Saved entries
####

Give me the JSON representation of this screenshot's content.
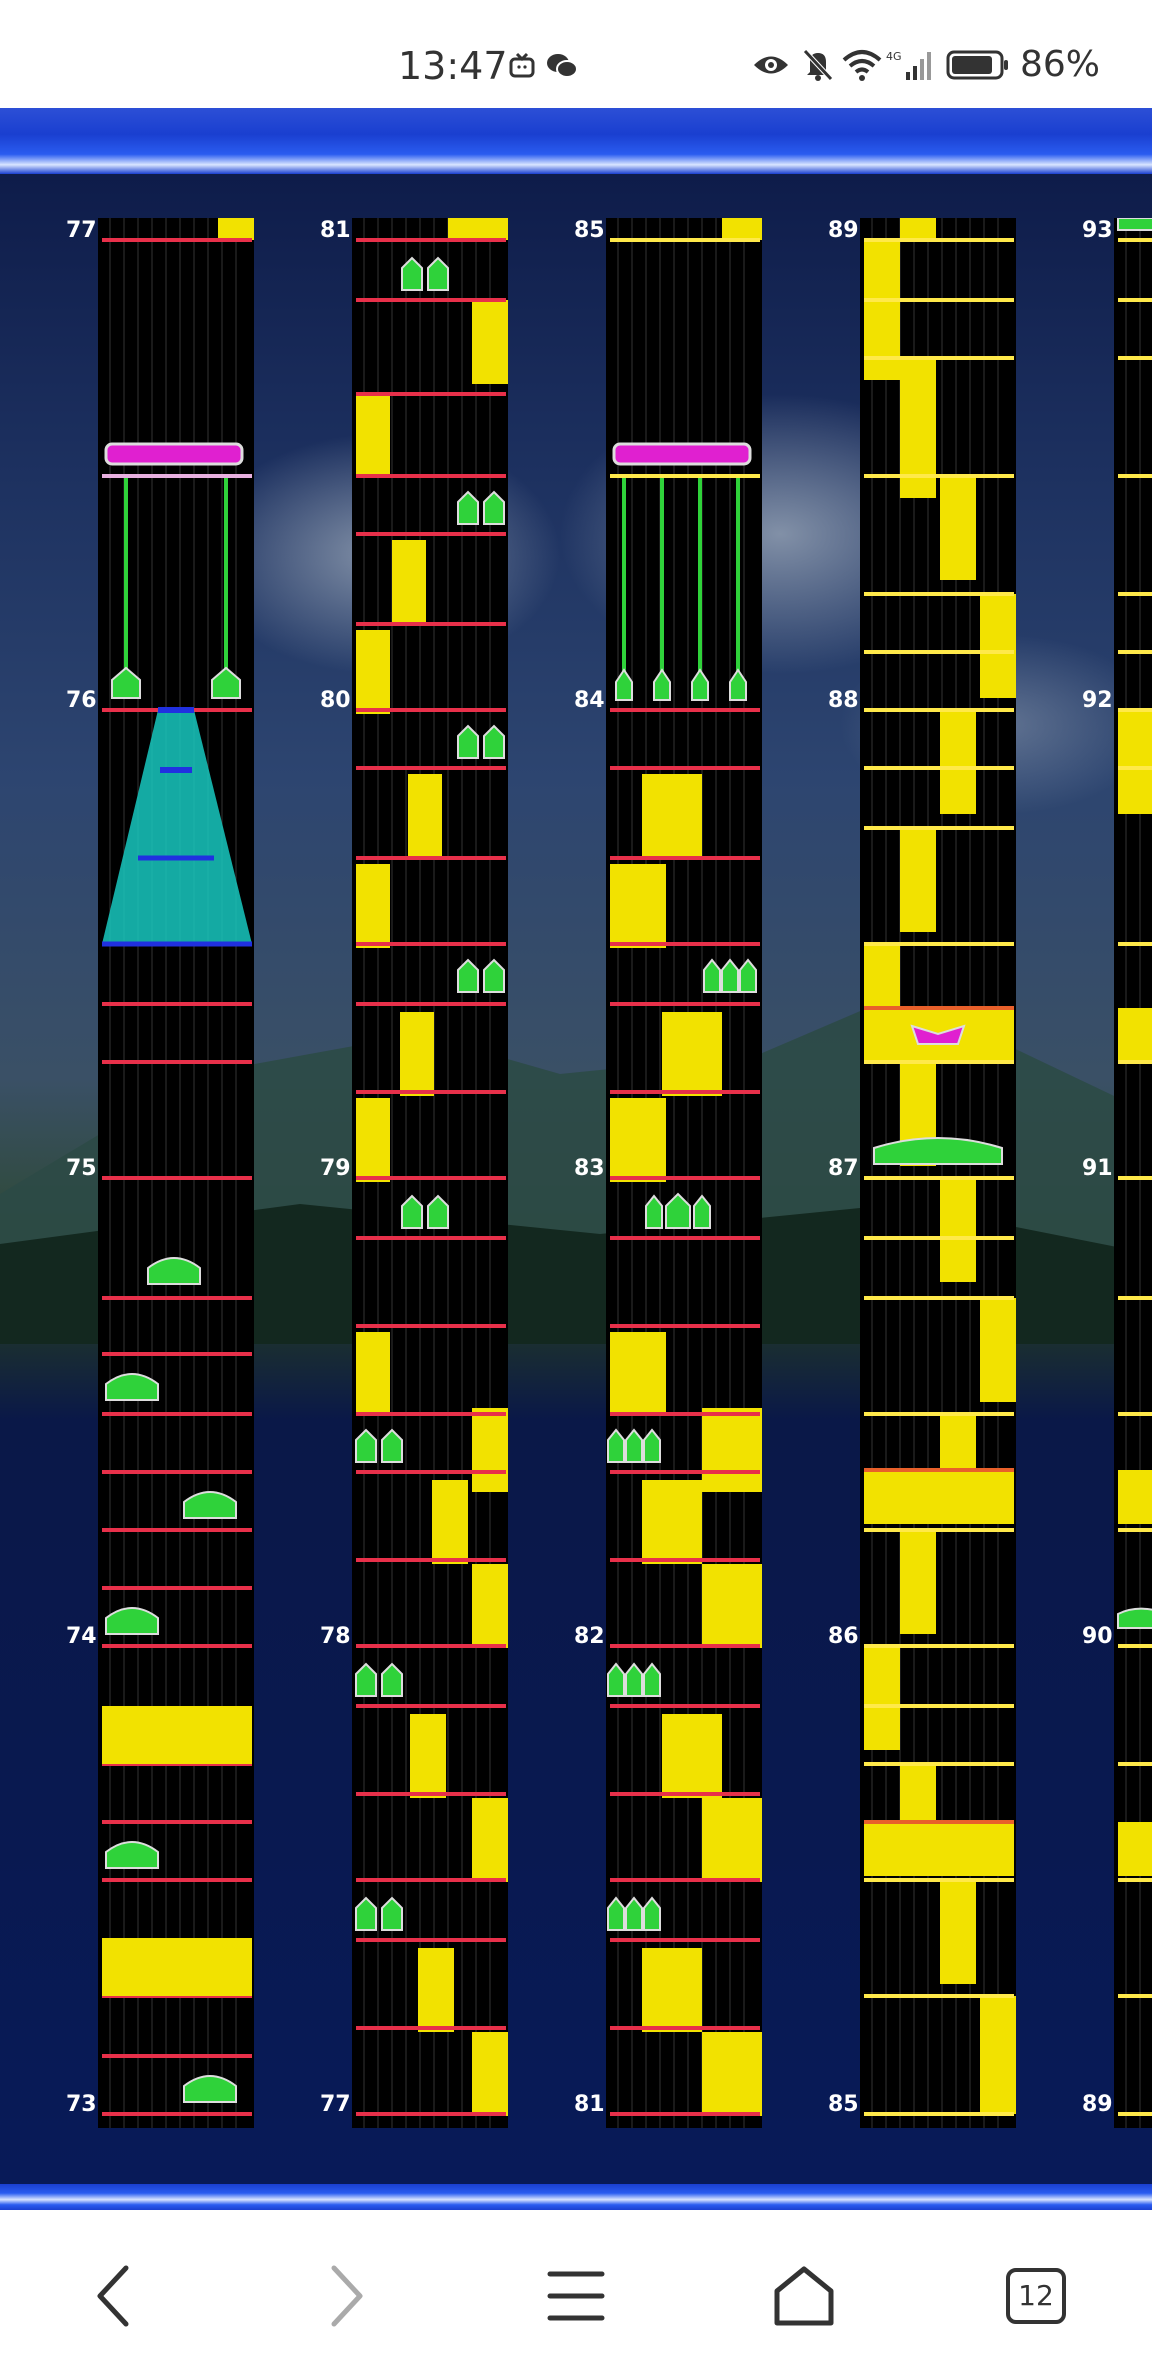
{
  "status_bar": {
    "time": "13:47",
    "icons": [
      "tv-icon",
      "wechat-icon",
      "eye-icon",
      "bell-muted-icon",
      "wifi-icon",
      "signal-icon",
      "battery-icon"
    ],
    "battery": "86%"
  },
  "game": {
    "columns": [
      {
        "id": "c1",
        "top_label": "77",
        "mid_label": "76",
        "low_label": "75",
        "lower_label": "74",
        "bottom_label": "73"
      },
      {
        "id": "c2",
        "top_label": "81",
        "mid_label": "80",
        "low_label": "79",
        "lower_label": "78",
        "bottom_label": "77"
      },
      {
        "id": "c3",
        "top_label": "85",
        "mid_label": "84",
        "low_label": "83",
        "lower_label": "82",
        "bottom_label": "81"
      },
      {
        "id": "c4",
        "top_label": "89",
        "mid_label": "88",
        "low_label": "87",
        "lower_label": "86",
        "bottom_label": "85"
      },
      {
        "id": "c5",
        "top_label": "93",
        "mid_label": "92",
        "low_label": "91",
        "lower_label": "90",
        "bottom_label": "89"
      }
    ],
    "colors": {
      "lane_bg": "#000000",
      "grid": "#3a3a3a",
      "red_line": "#e8304a",
      "yellow_line": "#ffe94a",
      "yellow_block": "#f2e200",
      "green_note": "#2fd23a",
      "magenta_note": "#e020d0",
      "cyan_fx": "#18c8c0"
    }
  },
  "nav": {
    "back_icon": "chevron-left-icon",
    "forward_icon": "chevron-right-icon",
    "menu_icon": "menu-icon",
    "home_icon": "home-icon",
    "tabs_count": "12"
  }
}
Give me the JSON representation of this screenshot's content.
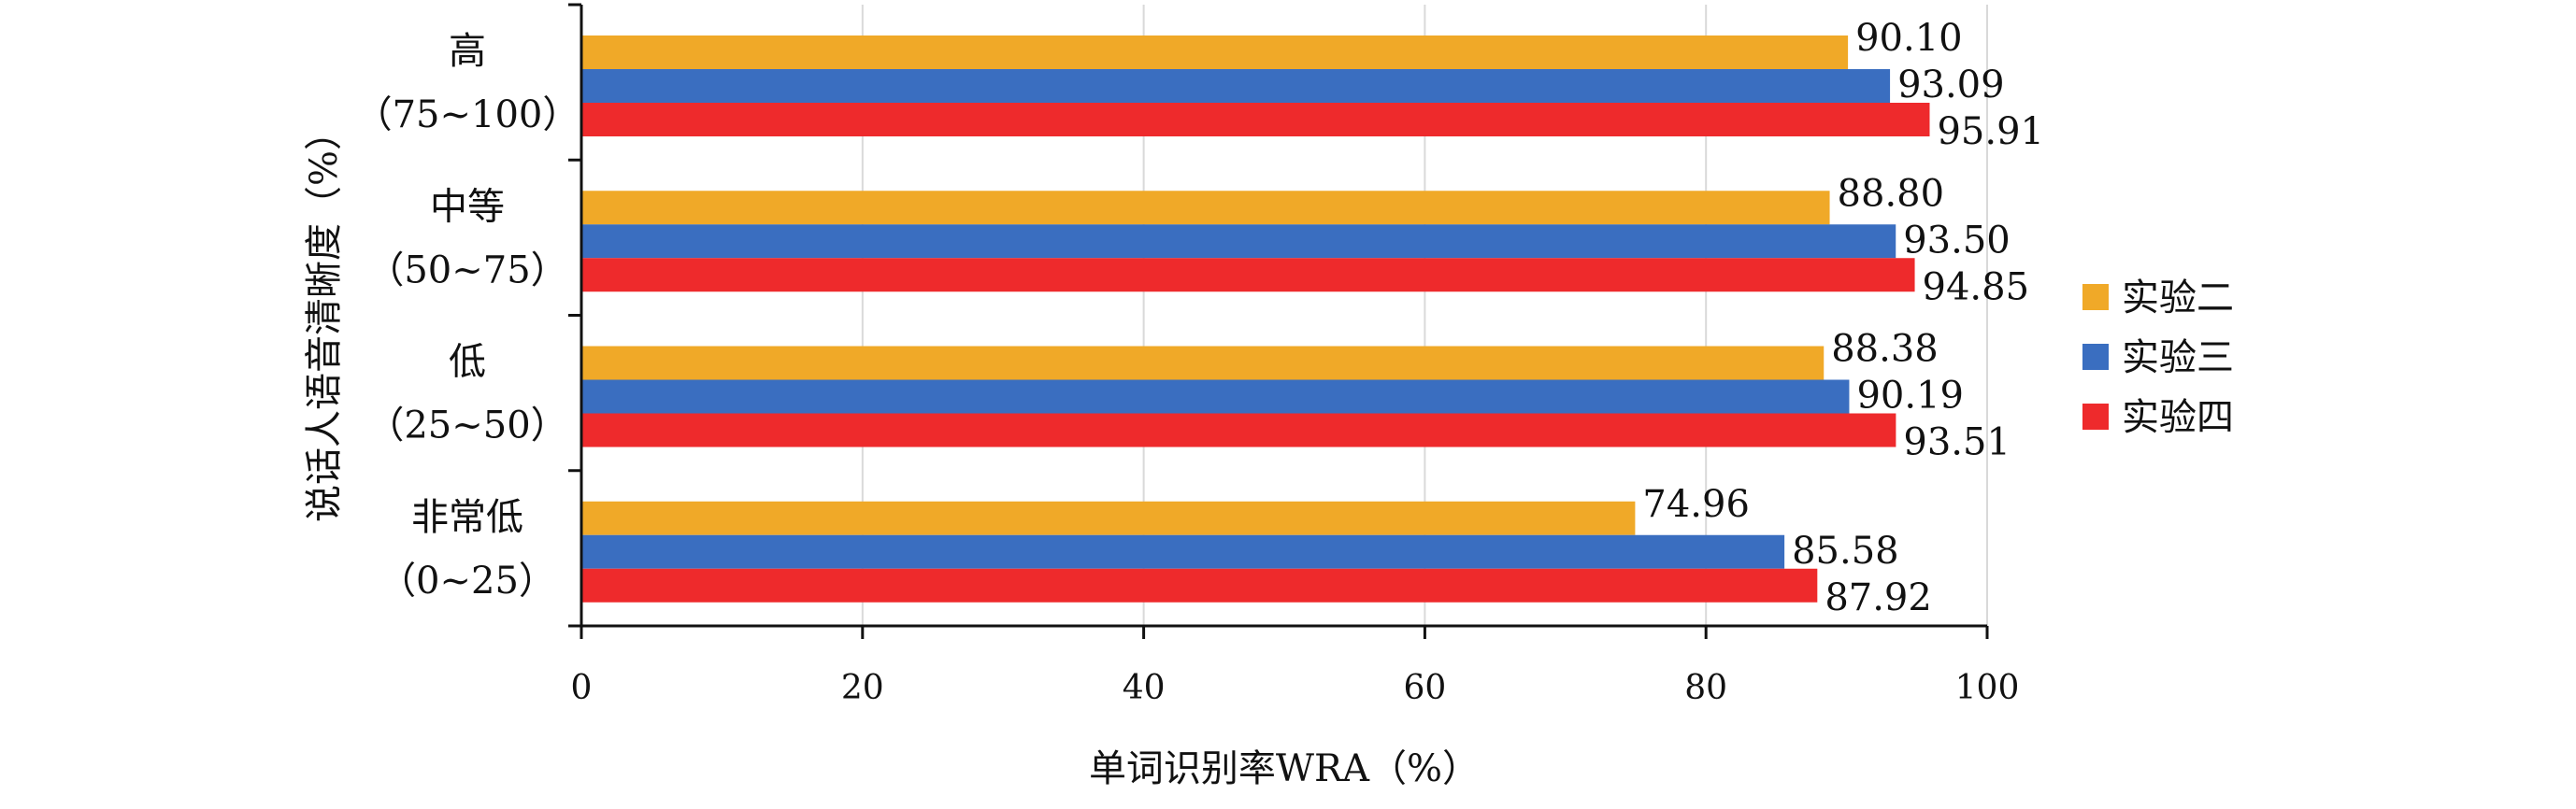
{
  "chart_data": {
    "type": "bar",
    "orientation": "horizontal",
    "title": "",
    "xlabel": "单词识别率WRA（%）",
    "ylabel": "说话人语音清晰度（%）",
    "xlim": [
      0,
      100
    ],
    "xticks": [
      0,
      20,
      40,
      60,
      80,
      100
    ],
    "grid": "vertical",
    "legend_position": "right",
    "categories": [
      {
        "name": "高",
        "range": "（75~100）"
      },
      {
        "name": "中等",
        "range": "（50~75）"
      },
      {
        "name": "低",
        "range": "（25~50）"
      },
      {
        "name": "非常低",
        "range": "（0~25）"
      }
    ],
    "series": [
      {
        "name": "实验二",
        "color": "#F0A928",
        "values": [
          90.1,
          88.8,
          88.38,
          74.96
        ],
        "labels": [
          "90.10",
          "88.80",
          "88.38",
          "74.96"
        ]
      },
      {
        "name": "实验三",
        "color": "#3A6EC0",
        "values": [
          93.09,
          93.5,
          90.19,
          85.58
        ],
        "labels": [
          "93.09",
          "93.50",
          "90.19",
          "85.58"
        ]
      },
      {
        "name": "实验四",
        "color": "#EE2A2C",
        "values": [
          95.91,
          94.85,
          93.51,
          87.92
        ],
        "labels": [
          "95.91",
          "94.85",
          "93.51",
          "87.92"
        ]
      }
    ]
  }
}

####

Using the records above, select and copy every line that has the word "name".

        "name": "高",
        "name": "中等",
        "name": "低",
        "name": "非常低",
        "name": "实验二",
        "name": "实验三",
        "name": "实验四",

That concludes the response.